WORK REQUIRED —
Check each line of the listing below for the string "document", and give only how many lines hold it.

ENTRIES SHOWN —
**********

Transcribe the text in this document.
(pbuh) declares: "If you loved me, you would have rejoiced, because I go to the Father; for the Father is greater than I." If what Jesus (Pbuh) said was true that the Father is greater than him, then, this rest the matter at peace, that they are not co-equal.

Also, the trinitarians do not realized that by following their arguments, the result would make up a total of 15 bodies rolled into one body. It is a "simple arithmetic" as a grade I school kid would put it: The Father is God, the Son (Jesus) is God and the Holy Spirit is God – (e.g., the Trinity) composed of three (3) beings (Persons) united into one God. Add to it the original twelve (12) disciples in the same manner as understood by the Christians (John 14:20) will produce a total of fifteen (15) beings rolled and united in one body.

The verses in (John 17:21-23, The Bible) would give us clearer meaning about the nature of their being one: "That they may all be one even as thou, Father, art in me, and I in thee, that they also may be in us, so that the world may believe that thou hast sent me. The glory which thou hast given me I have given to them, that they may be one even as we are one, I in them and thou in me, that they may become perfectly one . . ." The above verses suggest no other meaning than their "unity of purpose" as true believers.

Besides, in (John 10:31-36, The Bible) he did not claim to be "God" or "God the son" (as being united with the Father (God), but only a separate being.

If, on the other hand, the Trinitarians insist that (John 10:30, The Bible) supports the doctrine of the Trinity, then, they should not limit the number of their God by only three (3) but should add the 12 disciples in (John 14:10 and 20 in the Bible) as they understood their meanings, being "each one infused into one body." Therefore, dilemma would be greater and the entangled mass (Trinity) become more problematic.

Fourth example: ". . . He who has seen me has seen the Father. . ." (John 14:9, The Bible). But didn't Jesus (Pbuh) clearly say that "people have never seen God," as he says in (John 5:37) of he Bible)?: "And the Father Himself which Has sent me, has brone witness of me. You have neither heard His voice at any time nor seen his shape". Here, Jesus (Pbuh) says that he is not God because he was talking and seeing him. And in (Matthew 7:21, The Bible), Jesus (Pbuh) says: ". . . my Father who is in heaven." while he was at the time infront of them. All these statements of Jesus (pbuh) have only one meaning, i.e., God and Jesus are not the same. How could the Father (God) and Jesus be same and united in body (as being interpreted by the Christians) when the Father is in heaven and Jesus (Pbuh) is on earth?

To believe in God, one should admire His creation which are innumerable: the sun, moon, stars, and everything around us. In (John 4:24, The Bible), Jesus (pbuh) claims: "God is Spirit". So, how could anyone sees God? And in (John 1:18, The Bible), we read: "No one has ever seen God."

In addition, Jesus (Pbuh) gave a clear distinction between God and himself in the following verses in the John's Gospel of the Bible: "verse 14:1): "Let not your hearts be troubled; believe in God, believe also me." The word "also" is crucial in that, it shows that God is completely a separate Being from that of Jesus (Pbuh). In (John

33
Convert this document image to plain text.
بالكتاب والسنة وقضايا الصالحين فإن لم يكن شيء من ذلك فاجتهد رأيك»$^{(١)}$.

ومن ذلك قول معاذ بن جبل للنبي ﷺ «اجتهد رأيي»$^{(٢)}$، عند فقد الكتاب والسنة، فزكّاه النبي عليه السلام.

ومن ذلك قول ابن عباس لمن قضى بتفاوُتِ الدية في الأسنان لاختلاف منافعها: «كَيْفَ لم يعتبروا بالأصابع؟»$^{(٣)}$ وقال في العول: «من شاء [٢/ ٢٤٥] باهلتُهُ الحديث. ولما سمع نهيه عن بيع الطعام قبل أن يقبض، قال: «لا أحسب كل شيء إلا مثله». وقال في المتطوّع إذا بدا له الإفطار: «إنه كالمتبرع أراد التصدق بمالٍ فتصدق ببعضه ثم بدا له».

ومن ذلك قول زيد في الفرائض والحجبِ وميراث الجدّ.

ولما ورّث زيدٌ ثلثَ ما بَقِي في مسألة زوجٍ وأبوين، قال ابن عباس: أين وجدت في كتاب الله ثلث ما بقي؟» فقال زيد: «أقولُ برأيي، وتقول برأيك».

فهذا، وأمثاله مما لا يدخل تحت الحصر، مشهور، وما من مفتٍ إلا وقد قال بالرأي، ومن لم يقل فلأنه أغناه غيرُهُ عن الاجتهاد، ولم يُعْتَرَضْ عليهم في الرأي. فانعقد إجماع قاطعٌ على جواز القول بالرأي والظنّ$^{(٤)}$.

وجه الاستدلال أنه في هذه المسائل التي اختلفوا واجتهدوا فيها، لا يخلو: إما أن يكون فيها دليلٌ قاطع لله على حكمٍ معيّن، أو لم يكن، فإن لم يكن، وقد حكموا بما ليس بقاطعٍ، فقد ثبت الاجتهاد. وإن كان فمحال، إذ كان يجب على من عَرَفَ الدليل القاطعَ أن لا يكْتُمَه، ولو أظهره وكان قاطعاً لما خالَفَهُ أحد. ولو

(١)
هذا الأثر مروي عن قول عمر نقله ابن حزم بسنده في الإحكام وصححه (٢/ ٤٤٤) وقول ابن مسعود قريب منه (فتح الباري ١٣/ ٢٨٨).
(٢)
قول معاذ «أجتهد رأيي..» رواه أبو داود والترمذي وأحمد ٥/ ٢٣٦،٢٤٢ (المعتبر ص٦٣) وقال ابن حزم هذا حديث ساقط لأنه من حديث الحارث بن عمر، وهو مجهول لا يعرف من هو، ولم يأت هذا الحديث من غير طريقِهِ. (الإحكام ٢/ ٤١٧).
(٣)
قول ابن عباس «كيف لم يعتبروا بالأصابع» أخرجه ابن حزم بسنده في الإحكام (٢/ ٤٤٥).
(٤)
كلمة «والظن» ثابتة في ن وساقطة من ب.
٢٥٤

**********

RESULT OF THIS TASK —
2